* **PASSAGE TO READ**

══════════════════════════════

According to Douthat, these challenges to Catholic institutions are dangerous to the faith’s existence in our modern liberal democracy because they draw a sharp divide between liberty as an individual right and as a group right. As an individual right, religious liberty means that persons can worship on specific days in certain sanctuaries. As a group right, religious liberty entails the flourishing of Catholicism as what Douthat calls an “organizing identity”—the teachings of the Church manifest themselves in Catholic charities, schools, and numerous other beneficent works.
Douthat then considered the impetus behind these challenges to the Church and the steps that might be taken to ensure that Catholics will continue to have a place in America, or any other modern, liberal, and increasingly secularized democracy.
He believes that those who oppose the Church’s institutions because of Church teachings—whether they be liberal Catholics or opponents of religion more generally—see themselves as operating within the framework of constructive criticism. Their belief is that the Church will eventually “get with the program of modernity.” Against these arguments, Douthat stated, appeals to religious liberty will only go so far. The disagreement here is not about religious liberty, but rather about the evolving regulatory norms of society and desire for everyone, religious institutions included, to align themselves with these changes.

══════════════════════════════

* **PROBLEMS TO SOLVE**
**1.** In the passage on Douthat's view of religious liberty, why does he think appeals to religious liberty will only go so far against critics of the Church's institutions? Answer in one to three sentences.
**2.** Rewrite the part of the listing that opens with the line containing "resistor RG (variable)" and closes with the line containing "diode D.U.T.2 cathode", substituting "supply" for "battery" and leaving everything else unchanged.
The listing that follows the text is unrelated to it.

[Raw records]

══════════════════════════════

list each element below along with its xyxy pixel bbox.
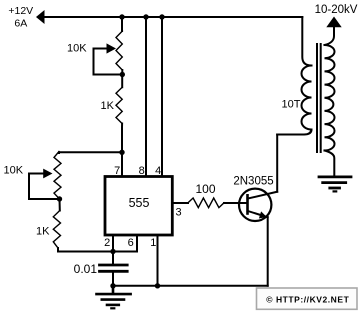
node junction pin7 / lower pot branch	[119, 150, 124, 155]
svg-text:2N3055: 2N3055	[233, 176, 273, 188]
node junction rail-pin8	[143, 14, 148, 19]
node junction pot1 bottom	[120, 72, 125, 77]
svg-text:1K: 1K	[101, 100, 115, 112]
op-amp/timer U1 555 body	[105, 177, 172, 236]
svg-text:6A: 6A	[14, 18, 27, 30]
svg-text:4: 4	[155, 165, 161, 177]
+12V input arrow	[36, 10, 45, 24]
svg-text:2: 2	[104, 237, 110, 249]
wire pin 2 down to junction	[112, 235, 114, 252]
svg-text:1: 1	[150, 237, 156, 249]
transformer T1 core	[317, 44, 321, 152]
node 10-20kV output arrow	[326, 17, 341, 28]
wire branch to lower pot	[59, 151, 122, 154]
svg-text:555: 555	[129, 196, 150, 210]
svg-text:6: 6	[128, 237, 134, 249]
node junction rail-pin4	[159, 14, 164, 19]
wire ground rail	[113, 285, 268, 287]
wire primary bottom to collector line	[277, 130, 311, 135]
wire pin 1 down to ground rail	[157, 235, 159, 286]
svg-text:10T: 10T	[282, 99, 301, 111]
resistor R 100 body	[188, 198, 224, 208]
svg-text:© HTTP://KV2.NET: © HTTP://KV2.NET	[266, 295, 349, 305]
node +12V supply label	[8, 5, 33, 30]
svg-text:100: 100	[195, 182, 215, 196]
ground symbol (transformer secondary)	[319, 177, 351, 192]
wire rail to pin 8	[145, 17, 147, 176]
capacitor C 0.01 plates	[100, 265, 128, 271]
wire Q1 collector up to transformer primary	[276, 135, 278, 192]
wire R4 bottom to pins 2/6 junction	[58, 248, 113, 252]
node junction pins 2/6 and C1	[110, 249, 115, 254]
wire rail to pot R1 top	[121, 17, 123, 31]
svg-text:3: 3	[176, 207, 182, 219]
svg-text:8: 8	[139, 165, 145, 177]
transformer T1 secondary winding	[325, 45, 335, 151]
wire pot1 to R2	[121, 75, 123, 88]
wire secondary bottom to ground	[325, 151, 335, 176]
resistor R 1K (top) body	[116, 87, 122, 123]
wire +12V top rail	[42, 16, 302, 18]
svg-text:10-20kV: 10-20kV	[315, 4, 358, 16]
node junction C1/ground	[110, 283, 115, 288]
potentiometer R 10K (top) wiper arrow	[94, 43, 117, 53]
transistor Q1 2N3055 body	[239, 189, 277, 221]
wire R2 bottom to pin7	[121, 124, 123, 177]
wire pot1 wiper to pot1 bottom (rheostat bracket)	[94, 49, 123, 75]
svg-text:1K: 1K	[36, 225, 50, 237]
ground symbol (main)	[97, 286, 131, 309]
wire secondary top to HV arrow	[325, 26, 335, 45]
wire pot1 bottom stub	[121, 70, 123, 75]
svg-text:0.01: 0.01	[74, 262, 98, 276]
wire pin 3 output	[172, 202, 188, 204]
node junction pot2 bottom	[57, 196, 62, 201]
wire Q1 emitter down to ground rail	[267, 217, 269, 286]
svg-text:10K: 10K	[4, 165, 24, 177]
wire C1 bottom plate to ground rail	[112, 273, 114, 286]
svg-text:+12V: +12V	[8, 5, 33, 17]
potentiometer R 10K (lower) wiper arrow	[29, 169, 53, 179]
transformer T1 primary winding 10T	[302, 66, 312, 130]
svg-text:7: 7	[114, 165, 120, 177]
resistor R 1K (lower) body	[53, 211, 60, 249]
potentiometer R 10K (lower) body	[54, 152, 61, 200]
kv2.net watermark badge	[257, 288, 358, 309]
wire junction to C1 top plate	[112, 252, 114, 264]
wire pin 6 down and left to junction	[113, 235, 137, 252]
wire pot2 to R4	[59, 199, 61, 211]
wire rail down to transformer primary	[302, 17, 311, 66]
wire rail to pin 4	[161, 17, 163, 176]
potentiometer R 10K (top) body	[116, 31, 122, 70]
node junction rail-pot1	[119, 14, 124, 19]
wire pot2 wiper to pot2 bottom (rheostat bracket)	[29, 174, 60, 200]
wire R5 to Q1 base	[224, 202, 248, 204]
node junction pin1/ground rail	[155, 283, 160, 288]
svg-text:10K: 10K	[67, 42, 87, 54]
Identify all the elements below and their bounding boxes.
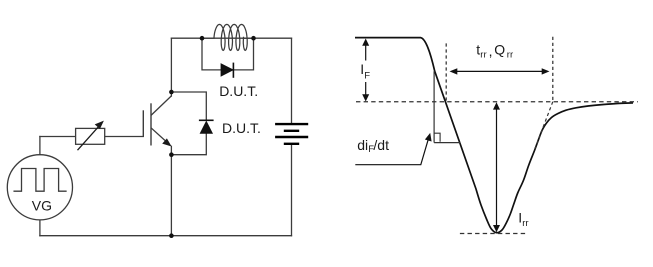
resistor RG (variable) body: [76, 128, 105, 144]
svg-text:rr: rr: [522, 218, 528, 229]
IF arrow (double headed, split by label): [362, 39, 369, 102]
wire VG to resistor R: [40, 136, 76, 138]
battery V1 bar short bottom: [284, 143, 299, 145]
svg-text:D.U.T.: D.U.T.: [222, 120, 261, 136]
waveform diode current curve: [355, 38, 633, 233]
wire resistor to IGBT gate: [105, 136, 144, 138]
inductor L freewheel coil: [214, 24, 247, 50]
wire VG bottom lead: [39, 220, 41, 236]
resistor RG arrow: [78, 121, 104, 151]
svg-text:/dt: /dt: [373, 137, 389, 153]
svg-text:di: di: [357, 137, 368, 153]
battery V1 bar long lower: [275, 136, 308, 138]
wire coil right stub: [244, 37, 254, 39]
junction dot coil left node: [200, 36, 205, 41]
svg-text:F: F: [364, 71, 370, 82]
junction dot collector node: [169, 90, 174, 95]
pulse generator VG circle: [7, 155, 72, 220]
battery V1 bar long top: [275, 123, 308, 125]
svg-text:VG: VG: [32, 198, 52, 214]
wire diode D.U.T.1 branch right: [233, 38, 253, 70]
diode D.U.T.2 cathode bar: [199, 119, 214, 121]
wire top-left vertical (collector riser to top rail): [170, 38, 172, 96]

══════════════════════════════

* **THE REPLIES**
**1.** Douthat holds that the disagreement is not really about religious liberty. It concerns society's evolving regulatory norms and the wish for everyone, religious institutions included, to align with those changes.

**2.**
resistor RG (variable) body: [76, 128, 105, 144]
svg-text:rr: rr: [522, 218, 528, 229]
IF arrow (double headed, split by label): [362, 39, 369, 102]
wire VG to resistor R: [40, 136, 76, 138]
supply V1 bar short bottom: [284, 143, 299, 145]
svg-text:D.U.T.: D.U.T.: [222, 120, 261, 136]
waveform diode current curve: [355, 38, 633, 233]
wire resistor to IGBT gate: [105, 136, 144, 138]
inductor L freewheel coil: [214, 24, 247, 50]
wire VG bottom lead: [39, 220, 41, 236]
resistor RG arrow: [78, 121, 104, 151]
svg-text:/dt: /dt: [373, 137, 389, 153]
svg-text:di: di: [357, 137, 368, 153]
supply V1 bar long lower: [275, 136, 308, 138]
wire coil right stub: [244, 37, 254, 39]
junction dot coil left node: [200, 36, 205, 41]
svg-text:F: F: [364, 71, 370, 82]
junction dot collector node: [169, 90, 174, 95]
pulse generator VG circle: [7, 155, 72, 220]
supply V1 bar long top: [275, 123, 308, 125]
svg-text:VG: VG: [32, 198, 52, 214]
wire diode D.U.T.1 branch right: [233, 38, 253, 70]
diode D.U.T.2 cathode bar: [199, 119, 214, 121]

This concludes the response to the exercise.